### Entries:
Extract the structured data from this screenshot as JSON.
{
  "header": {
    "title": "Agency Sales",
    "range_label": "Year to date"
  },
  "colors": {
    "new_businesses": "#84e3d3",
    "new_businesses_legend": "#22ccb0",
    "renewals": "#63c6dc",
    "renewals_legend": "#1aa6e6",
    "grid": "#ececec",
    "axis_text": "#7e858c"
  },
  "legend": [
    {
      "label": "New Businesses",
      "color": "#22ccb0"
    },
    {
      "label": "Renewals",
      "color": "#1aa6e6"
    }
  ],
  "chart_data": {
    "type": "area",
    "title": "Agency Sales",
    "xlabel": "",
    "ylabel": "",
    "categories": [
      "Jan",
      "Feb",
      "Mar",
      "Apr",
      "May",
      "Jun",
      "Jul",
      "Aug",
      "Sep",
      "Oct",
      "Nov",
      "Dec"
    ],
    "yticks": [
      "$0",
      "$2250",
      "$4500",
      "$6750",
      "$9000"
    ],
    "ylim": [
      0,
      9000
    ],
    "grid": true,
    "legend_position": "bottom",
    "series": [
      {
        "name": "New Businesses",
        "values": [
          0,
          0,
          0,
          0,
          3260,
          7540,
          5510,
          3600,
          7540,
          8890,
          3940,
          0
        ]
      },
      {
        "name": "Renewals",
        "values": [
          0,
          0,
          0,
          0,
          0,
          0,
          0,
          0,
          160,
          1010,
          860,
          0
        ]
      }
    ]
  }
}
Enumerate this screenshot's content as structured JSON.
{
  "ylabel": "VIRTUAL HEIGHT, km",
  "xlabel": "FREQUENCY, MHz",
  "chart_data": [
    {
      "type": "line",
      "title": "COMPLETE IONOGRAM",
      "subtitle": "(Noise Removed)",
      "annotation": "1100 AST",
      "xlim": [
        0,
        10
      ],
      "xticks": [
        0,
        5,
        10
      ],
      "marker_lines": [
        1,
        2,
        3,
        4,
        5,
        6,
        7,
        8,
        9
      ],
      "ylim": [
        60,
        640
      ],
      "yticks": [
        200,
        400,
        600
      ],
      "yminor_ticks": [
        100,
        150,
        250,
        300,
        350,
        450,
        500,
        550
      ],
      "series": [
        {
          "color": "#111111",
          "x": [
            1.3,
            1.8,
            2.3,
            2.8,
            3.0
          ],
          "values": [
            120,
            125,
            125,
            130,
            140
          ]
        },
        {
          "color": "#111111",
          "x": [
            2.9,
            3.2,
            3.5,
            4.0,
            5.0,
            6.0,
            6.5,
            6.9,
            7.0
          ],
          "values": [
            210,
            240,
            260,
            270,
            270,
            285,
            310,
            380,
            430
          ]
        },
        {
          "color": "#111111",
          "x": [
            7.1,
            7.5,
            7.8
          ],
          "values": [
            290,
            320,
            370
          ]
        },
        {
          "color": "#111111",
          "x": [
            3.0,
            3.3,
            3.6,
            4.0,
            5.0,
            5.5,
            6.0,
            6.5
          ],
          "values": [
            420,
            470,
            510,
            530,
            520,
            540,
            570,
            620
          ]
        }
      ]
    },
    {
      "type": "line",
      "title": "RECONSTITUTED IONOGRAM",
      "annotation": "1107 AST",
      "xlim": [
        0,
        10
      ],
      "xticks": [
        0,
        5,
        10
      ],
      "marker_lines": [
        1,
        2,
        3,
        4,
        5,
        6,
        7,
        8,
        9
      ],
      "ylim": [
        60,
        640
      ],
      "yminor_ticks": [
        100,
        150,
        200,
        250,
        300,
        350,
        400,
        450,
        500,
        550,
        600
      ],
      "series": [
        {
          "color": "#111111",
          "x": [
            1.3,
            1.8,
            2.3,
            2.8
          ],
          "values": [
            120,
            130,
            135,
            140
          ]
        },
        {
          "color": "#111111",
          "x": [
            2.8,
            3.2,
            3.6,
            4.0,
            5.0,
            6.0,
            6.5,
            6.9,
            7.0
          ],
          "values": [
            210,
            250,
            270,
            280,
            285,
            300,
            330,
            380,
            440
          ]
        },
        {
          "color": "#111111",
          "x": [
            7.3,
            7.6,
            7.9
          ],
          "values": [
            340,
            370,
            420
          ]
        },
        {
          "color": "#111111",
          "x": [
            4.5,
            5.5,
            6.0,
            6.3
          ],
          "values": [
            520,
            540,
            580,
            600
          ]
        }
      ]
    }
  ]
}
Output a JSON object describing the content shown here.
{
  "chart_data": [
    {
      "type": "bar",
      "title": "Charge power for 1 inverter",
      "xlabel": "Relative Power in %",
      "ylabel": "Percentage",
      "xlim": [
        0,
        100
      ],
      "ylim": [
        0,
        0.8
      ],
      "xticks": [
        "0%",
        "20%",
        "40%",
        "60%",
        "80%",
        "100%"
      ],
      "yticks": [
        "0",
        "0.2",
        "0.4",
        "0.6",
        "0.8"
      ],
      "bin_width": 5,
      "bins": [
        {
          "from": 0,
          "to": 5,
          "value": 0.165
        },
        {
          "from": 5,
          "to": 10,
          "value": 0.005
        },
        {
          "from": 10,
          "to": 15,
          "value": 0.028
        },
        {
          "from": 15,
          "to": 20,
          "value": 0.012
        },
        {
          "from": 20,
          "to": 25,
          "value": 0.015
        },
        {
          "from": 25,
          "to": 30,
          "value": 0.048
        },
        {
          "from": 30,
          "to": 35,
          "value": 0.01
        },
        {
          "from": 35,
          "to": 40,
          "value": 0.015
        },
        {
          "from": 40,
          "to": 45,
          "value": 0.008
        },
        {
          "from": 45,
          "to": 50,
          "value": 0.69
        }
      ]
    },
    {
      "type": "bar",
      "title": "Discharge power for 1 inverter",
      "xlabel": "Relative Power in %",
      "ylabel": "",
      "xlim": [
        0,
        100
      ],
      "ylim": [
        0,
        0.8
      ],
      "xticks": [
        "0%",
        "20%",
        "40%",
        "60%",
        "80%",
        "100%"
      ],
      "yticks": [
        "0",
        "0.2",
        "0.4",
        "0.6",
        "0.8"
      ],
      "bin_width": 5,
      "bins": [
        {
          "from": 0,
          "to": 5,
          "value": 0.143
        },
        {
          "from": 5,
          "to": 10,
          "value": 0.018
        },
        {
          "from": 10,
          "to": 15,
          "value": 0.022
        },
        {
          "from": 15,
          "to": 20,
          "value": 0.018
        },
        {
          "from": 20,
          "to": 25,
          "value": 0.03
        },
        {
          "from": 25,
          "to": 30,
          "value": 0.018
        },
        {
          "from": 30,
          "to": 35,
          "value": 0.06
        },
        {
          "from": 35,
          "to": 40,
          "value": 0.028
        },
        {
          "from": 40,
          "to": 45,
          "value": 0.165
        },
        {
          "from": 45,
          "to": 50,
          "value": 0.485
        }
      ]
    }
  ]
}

### Task goal:
Copy all of the data. Keep every word exactly as it is.

### Full response:
Extract the structured data from this screenshot as JSON.
{
  "header": {
    "title": "Agency Sales",
    "range_label": "Year to date"
  },
  "colors": {
    "new_businesses": "#84e3d3",
    "new_businesses_legend": "#22ccb0",
    "renewals": "#63c6dc",
    "renewals_legend": "#1aa6e6",
    "grid": "#ececec",
    "axis_text": "#7e858c"
  },
  "legend": [
    {
      "label": "New Businesses",
      "color": "#22ccb0"
    },
    {
      "label": "Renewals",
      "color": "#1aa6e6"
    }
  ],
  "chart_data": {
    "type": "area",
    "title": "Agency Sales",
    "xlabel": "",
    "ylabel": "",
    "categories": [
      "Jan",
      "Feb",
      "Mar",
      "Apr",
      "May",
      "Jun",
      "Jul",
      "Aug",
      "Sep",
      "Oct",
      "Nov",
      "Dec"
    ],
    "yticks": [
      "$0",
      "$2250",
      "$4500",
      "$6750",
      "$9000"
    ],
    "ylim": [
      0,
      9000
    ],
    "grid": true,
    "legend_position": "bottom",
    "series": [
      {
        "name": "New Businesses",
        "values": [
          0,
          0,
          0,
          0,
          3260,
          7540,
          5510,
          3600,
          7540,
          8890,
          3940,
          0
        ]
      },
      {
        "name": "Renewals",
        "values": [
          0,
          0,
          0,
          0,
          0,
          0,
          0,
          0,
          160,
          1010,
          860,
          0
        ]
      }
    ]
  }
}
Enumerate this screenshot's content as structured JSON.
{
  "ylabel": "VIRTUAL HEIGHT, km",
  "xlabel": "FREQUENCY, MHz",
  "chart_data": [
    {
      "type": "line",
      "title": "COMPLETE IONOGRAM",
      "subtitle": "(Noise Removed)",
      "annotation": "1100 AST",
      "xlim": [
        0,
        10
      ],
      "xticks": [
        0,
        5,
        10
      ],
      "marker_lines": [
        1,
        2,
        3,
        4,
        5,
        6,
        7,
        8,
        9
      ],
      "ylim": [
        60,
        640
      ],
      "yticks": [
        200,
        400,
        600
      ],
      "yminor_ticks": [
        100,
        150,
        250,
        300,
        350,
        450,
        500,
        550
      ],
      "series": [
        {
          "color": "#111111",
          "x": [
            1.3,
            1.8,
            2.3,
            2.8,
            3.0
          ],
          "values": [
            120,
            125,
            125,
            130,
            140
          ]
        },
        {
          "color": "#111111",
          "x": [
            2.9,
            3.2,
            3.5,
            4.0,
            5.0,
            6.0,
            6.5,
            6.9,
            7.0
          ],
          "values": [
            210,
            240,
            260,
            270,
            270,
            285,
            310,
            380,
            430
          ]
        },
        {
          "color": "#111111",
          "x": [
            7.1,
            7.5,
            7.8
          ],
          "values": [
            290,
            320,
            370
          ]
        },
        {
          "color": "#111111",
          "x": [
            3.0,
            3.3,
            3.6,
            4.0,
            5.0,
            5.5,
            6.0,
            6.5
          ],
          "values": [
            420,
            470,
            510,
            530,
            520,
            540,
            570,
            620
          ]
        }
      ]
    },
    {
      "type": "line",
      "title": "RECONSTITUTED IONOGRAM",
      "annotation": "1107 AST",
      "xlim": [
        0,
        10
      ],
      "xticks": [
        0,
        5,
        10
      ],
      "marker_lines": [
        1,
        2,
        3,
        4,
        5,
        6,
        7,
        8,
        9
      ],
      "ylim": [
        60,
        640
      ],
      "yminor_ticks": [
        100,
        150,
        200,
        250,
        300,
        350,
        400,
        450,
        500,
        550,
        600
      ],
      "series": [
        {
          "color": "#111111",
          "x": [
            1.3,
            1.8,
            2.3,
            2.8
          ],
          "values": [
            120,
            130,
            135,
            140
          ]
        },
        {
          "color": "#111111",
          "x": [
            2.8,
            3.2,
            3.6,
            4.0,
            5.0,
            6.0,
            6.5,
            6.9,
            7.0
          ],
          "values": [
            210,
            250,
            270,
            280,
            285,
            300,
            330,
            380,
            440
          ]
        },
        {
          "color": "#111111",
          "x": [
            7.3,
            7.6,
            7.9
          ],
          "values": [
            340,
            370,
            420
          ]
        },
        {
          "color": "#111111",
          "x": [
            4.5,
            5.5,
            6.0,
            6.3
          ],
          "values": [
            520,
            540,
            580,
            600
          ]
        }
      ]
    }
  ]
}
Output a JSON object describing the content shown here.
{
  "chart_data": [
    {
      "type": "bar",
      "title": "Charge power for 1 inverter",
      "xlabel": "Relative Power in %",
      "ylabel": "Percentage",
      "xlim": [
        0,
        100
      ],
      "ylim": [
        0,
        0.8
      ],
      "xticks": [
        "0%",
        "20%",
        "40%",
        "60%",
        "80%",
        "100%"
      ],
      "yticks": [
        "0",
        "0.2",
        "0.4",
        "0.6",
        "0.8"
      ],
      "bin_width": 5,
      "bins": [
        {
          "from": 0,
          "to": 5,
          "value": 0.165
        },
        {
          "from": 5,
          "to": 10,
          "value": 0.005
        },
        {
          "from": 10,
          "to": 15,
          "value": 0.028
        },
        {
          "from": 15,
          "to": 20,
          "value": 0.012
        },
        {
          "from": 20,
          "to": 25,
          "value": 0.015
        },
        {
          "from": 25,
          "to": 30,
          "value": 0.048
        },
        {
          "from": 30,
          "to": 35,
          "value": 0.01
        },
        {
          "from": 35,
          "to": 40,
          "value": 0.015
        },
        {
          "from": 40,
          "to": 45,
          "value": 0.008
        },
        {
          "from": 45,
          "to": 50,
          "value": 0.69
        }
      ]
    },
    {
      "type": "bar",
      "title": "Discharge power for 1 inverter",
      "xlabel": "Relative Power in %",
      "ylabel": "",
      "xlim": [
        0,
        100
      ],
      "ylim": [
        0,
        0.8
      ],
      "xticks": [
        "0%",
        "20%",
        "40%",
        "60%",
        "80%",
        "100%"
      ],
      "yticks": [
        "0",
        "0.2",
        "0.4",
        "0.6",
        "0.8"
      ],
      "bin_width": 5,
      "bins": [
        {
          "from": 0,
          "to": 5,
          "value": 0.143
        },
        {
          "from": 5,
          "to": 10,
          "value": 0.018
        },
        {
          "from": 10,
          "to": 15,
          "value": 0.022
        },
        {
          "from": 15,
          "to": 20,
          "value": 0.018
        },
        {
          "from": 20,
          "to": 25,
          "value": 0.03
        },
        {
          "from": 25,
          "to": 30,
          "value": 0.018
        },
        {
          "from": 30,
          "to": 35,
          "value": 0.06
        },
        {
          "from": 35,
          "to": 40,
          "value": 0.028
        },
        {
          "from": 40,
          "to": 45,
          "value": 0.165
        },
        {
          "from": 45,
          "to": 50,
          "value": 0.485
        }
      ]
    }
  ]
}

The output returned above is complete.